[Instruction]:
Extract the whole listing as it stands. Do not include the pictures.

[Records for this task]:

———

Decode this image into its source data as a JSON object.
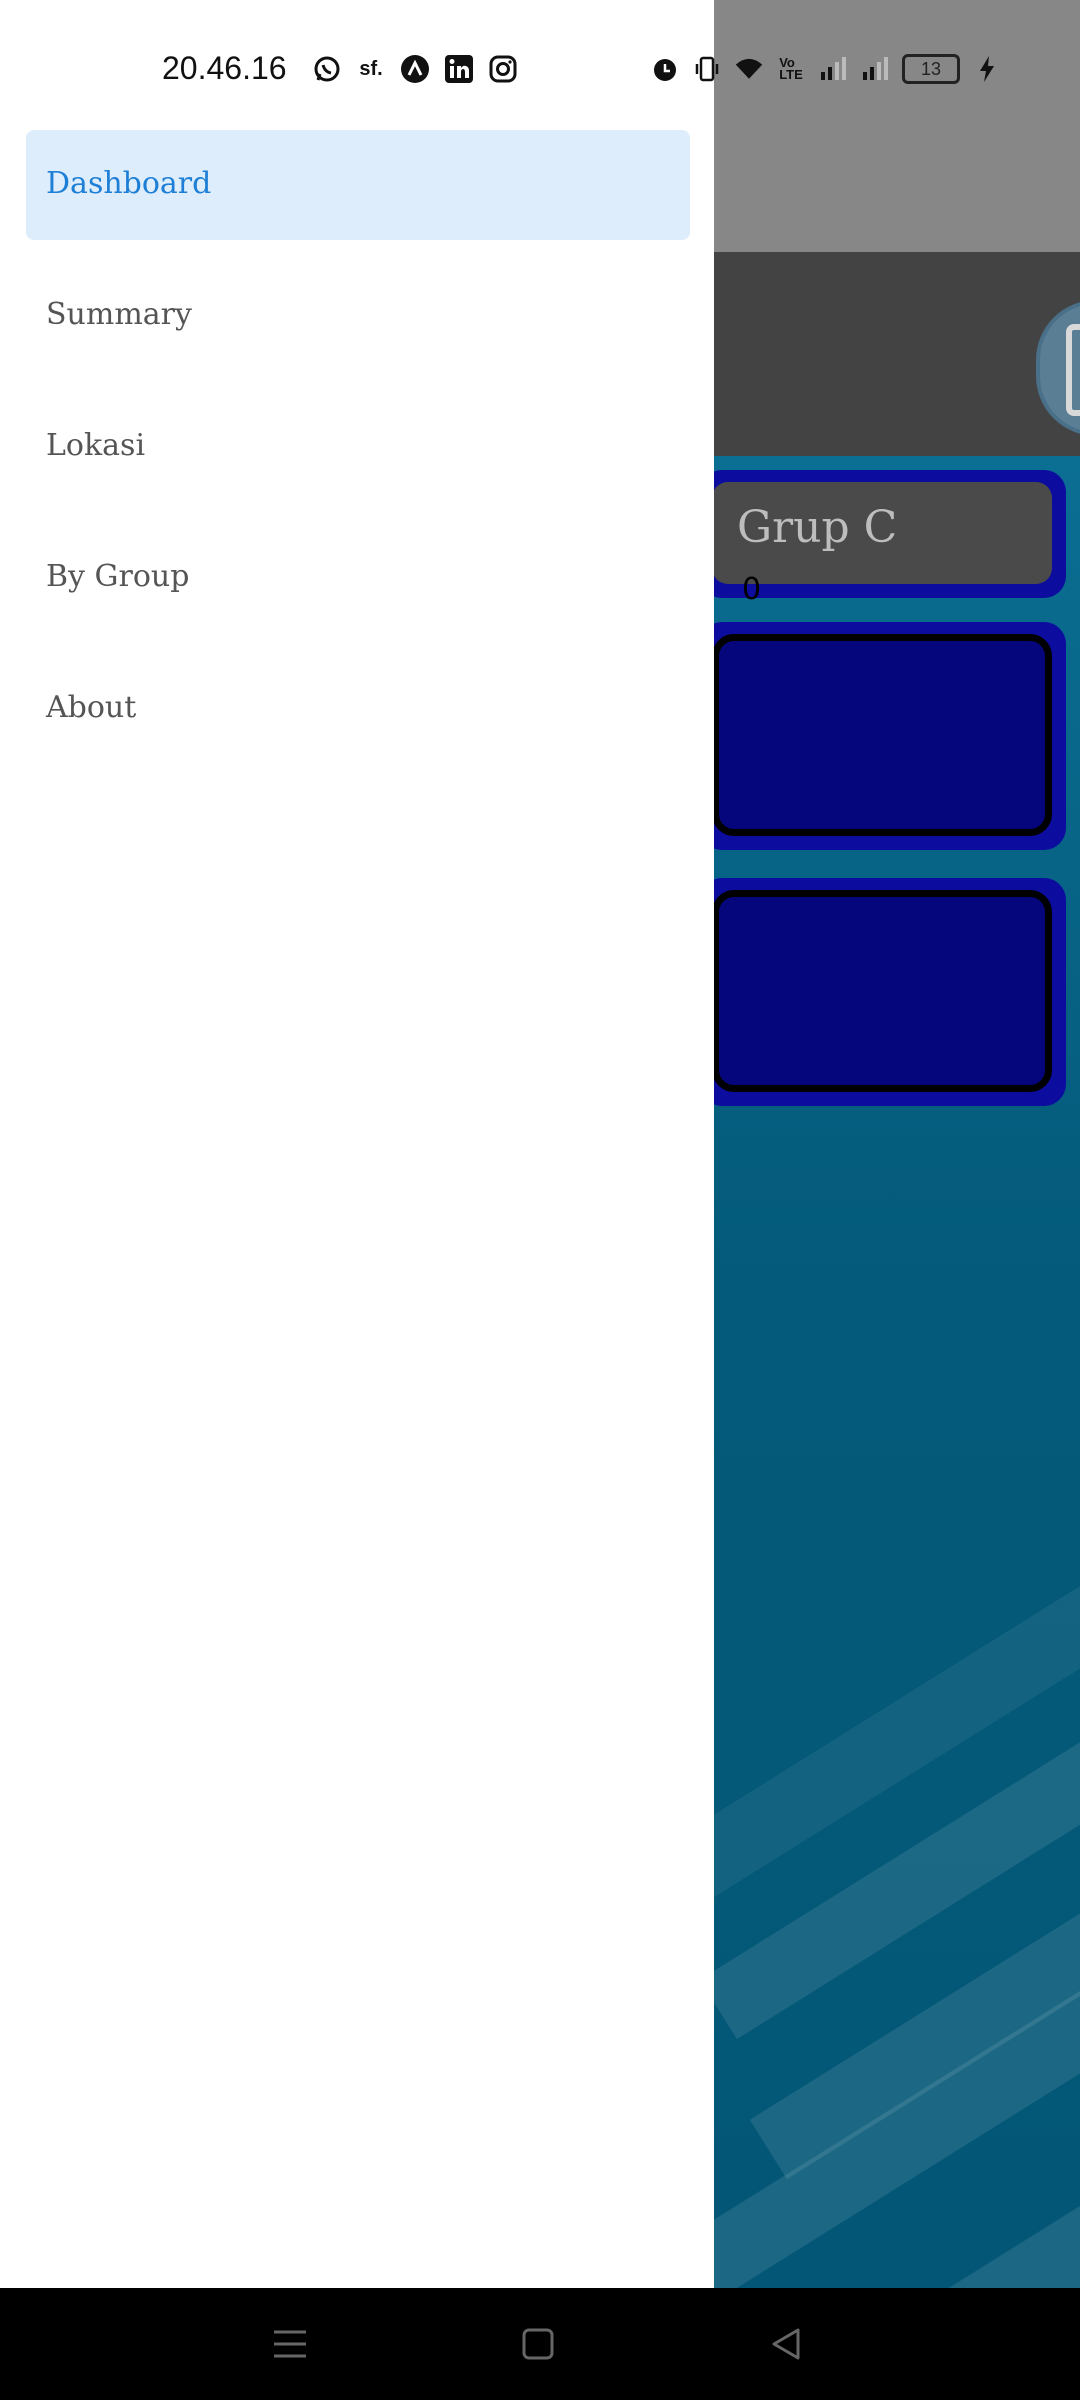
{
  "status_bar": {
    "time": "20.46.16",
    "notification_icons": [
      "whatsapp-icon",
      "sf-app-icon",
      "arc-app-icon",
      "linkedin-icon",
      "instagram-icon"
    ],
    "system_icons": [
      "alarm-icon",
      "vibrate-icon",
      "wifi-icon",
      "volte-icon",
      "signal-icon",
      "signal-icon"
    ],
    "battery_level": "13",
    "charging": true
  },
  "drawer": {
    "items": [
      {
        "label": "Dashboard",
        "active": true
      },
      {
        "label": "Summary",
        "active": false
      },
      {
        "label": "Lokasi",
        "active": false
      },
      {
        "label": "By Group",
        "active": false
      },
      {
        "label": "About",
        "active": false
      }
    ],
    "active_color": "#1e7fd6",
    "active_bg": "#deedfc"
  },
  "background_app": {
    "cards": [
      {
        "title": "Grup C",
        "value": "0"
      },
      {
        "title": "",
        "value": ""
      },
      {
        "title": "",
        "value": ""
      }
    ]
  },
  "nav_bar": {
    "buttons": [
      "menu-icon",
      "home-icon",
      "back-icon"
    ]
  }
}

———

[Complete response]:
Decode this image into its source data as a JSON object.
{
  "status_bar": {
    "time": "20.46.16",
    "notification_icons": [
      "whatsapp-icon",
      "sf-app-icon",
      "arc-app-icon",
      "linkedin-icon",
      "instagram-icon"
    ],
    "system_icons": [
      "alarm-icon",
      "vibrate-icon",
      "wifi-icon",
      "volte-icon",
      "signal-icon",
      "signal-icon"
    ],
    "battery_level": "13",
    "charging": true
  },
  "drawer": {
    "items": [
      {
        "label": "Dashboard",
        "active": true
      },
      {
        "label": "Summary",
        "active": false
      },
      {
        "label": "Lokasi",
        "active": false
      },
      {
        "label": "By Group",
        "active": false
      },
      {
        "label": "About",
        "active": false
      }
    ],
    "active_color": "#1e7fd6",
    "active_bg": "#deedfc"
  },
  "background_app": {
    "cards": [
      {
        "title": "Grup C",
        "value": "0"
      },
      {
        "title": "",
        "value": ""
      },
      {
        "title": "",
        "value": ""
      }
    ]
  },
  "nav_bar": {
    "buttons": [
      "menu-icon",
      "home-icon",
      "back-icon"
    ]
  }
}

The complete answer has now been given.